*Extracted data entries*:
* Start *

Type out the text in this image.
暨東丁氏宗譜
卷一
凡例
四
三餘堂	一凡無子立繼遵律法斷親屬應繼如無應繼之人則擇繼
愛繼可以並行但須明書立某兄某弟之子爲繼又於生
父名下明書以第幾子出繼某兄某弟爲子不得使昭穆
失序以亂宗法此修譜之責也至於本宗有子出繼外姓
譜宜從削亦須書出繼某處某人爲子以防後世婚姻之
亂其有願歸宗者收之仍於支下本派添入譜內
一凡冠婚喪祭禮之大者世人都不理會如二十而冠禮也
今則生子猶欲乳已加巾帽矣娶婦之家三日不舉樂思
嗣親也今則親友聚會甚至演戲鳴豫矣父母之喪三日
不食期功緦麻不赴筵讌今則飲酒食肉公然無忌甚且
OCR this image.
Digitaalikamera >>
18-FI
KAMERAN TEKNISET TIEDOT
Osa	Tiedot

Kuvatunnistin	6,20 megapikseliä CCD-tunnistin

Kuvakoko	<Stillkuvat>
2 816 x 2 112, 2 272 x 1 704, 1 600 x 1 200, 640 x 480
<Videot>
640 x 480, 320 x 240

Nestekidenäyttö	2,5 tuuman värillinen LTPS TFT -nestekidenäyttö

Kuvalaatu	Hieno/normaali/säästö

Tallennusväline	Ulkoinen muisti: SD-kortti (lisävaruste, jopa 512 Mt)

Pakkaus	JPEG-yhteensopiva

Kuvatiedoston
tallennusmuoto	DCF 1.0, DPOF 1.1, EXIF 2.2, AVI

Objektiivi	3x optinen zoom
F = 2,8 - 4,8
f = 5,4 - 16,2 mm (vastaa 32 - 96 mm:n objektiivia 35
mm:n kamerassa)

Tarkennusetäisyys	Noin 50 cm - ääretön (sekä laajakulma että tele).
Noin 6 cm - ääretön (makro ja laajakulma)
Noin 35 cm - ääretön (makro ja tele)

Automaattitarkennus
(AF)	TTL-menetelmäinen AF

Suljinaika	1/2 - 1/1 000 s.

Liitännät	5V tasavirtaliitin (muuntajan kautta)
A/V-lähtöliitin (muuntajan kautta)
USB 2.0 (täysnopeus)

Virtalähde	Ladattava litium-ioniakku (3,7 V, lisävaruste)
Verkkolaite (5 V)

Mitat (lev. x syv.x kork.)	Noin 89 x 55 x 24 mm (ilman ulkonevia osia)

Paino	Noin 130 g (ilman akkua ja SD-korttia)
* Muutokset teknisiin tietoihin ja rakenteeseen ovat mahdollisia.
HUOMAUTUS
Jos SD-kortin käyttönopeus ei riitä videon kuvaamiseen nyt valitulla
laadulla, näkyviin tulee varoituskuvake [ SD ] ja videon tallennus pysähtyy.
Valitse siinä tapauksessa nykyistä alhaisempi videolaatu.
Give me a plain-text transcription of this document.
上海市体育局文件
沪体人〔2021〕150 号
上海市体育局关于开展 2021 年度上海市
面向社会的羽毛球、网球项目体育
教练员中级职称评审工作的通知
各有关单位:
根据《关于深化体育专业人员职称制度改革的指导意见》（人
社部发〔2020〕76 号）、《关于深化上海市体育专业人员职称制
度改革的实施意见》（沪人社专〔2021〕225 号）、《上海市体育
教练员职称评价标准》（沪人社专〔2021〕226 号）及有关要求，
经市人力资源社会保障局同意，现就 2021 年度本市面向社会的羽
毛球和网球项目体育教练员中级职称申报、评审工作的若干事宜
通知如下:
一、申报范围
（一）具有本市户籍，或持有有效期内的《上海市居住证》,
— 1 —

* End *

*Requirement*: Copy out each record from above, exactly.

*Answer in full*:
Type out the text in this image.
暨東丁氏宗譜
卷一
凡例
四
三餘堂	一凡無子立繼遵律法斷親屬應繼如無應繼之人則擇繼
愛繼可以並行但須明書立某兄某弟之子爲繼又於生
父名下明書以第幾子出繼某兄某弟爲子不得使昭穆
失序以亂宗法此修譜之責也至於本宗有子出繼外姓
譜宜從削亦須書出繼某處某人爲子以防後世婚姻之
亂其有願歸宗者收之仍於支下本派添入譜內
一凡冠婚喪祭禮之大者世人都不理會如二十而冠禮也
今則生子猶欲乳已加巾帽矣娶婦之家三日不舉樂思
嗣親也今則親友聚會甚至演戲鳴豫矣父母之喪三日
不食期功緦麻不赴筵讌今則飲酒食肉公然無忌甚且
OCR this image.
Digitaalikamera >>
18-FI
KAMERAN TEKNISET TIEDOT
Osa	Tiedot

Kuvatunnistin	6,20 megapikseliä CCD-tunnistin

Kuvakoko	<Stillkuvat>
2 816 x 2 112, 2 272 x 1 704, 1 600 x 1 200, 640 x 480
<Videot>
640 x 480, 320 x 240

Nestekidenäyttö	2,5 tuuman värillinen LTPS TFT -nestekidenäyttö

Kuvalaatu	Hieno/normaali/säästö

Tallennusväline	Ulkoinen muisti: SD-kortti (lisävaruste, jopa 512 Mt)

Pakkaus	JPEG-yhteensopiva

Kuvatiedoston
tallennusmuoto	DCF 1.0, DPOF 1.1, EXIF 2.2, AVI

Objektiivi	3x optinen zoom
F = 2,8 - 4,8
f = 5,4 - 16,2 mm (vastaa 32 - 96 mm:n objektiivia 35
mm:n kamerassa)

Tarkennusetäisyys	Noin 50 cm - ääretön (sekä laajakulma että tele).
Noin 6 cm - ääretön (makro ja laajakulma)
Noin 35 cm - ääretön (makro ja tele)

Automaattitarkennus
(AF)	TTL-menetelmäinen AF

Suljinaika	1/2 - 1/1 000 s.

Liitännät	5V tasavirtaliitin (muuntajan kautta)
A/V-lähtöliitin (muuntajan kautta)
USB 2.0 (täysnopeus)

Virtalähde	Ladattava litium-ioniakku (3,7 V, lisävaruste)
Verkkolaite (5 V)

Mitat (lev. x syv.x kork.)	Noin 89 x 55 x 24 mm (ilman ulkonevia osia)

Paino	Noin 130 g (ilman akkua ja SD-korttia)
* Muutokset teknisiin tietoihin ja rakenteeseen ovat mahdollisia.
HUOMAUTUS
Jos SD-kortin käyttönopeus ei riitä videon kuvaamiseen nyt valitulla
laadulla, näkyviin tulee varoituskuvake [ SD ] ja videon tallennus pysähtyy.
Valitse siinä tapauksessa nykyistä alhaisempi videolaatu.
Give me a plain-text transcription of this document.
上海市体育局文件
沪体人〔2021〕150 号
上海市体育局关于开展 2021 年度上海市
面向社会的羽毛球、网球项目体育
教练员中级职称评审工作的通知
各有关单位:
根据《关于深化体育专业人员职称制度改革的指导意见》（人
社部发〔2020〕76 号）、《关于深化上海市体育专业人员职称制
度改革的实施意见》（沪人社专〔2021〕225 号）、《上海市体育
教练员职称评价标准》（沪人社专〔2021〕226 号）及有关要求，
经市人力资源社会保障局同意，现就 2021 年度本市面向社会的羽
毛球和网球项目体育教练员中级职称申报、评审工作的若干事宜
通知如下:
一、申报范围
（一）具有本市户籍，或持有有效期内的《上海市居住证》,
— 1 —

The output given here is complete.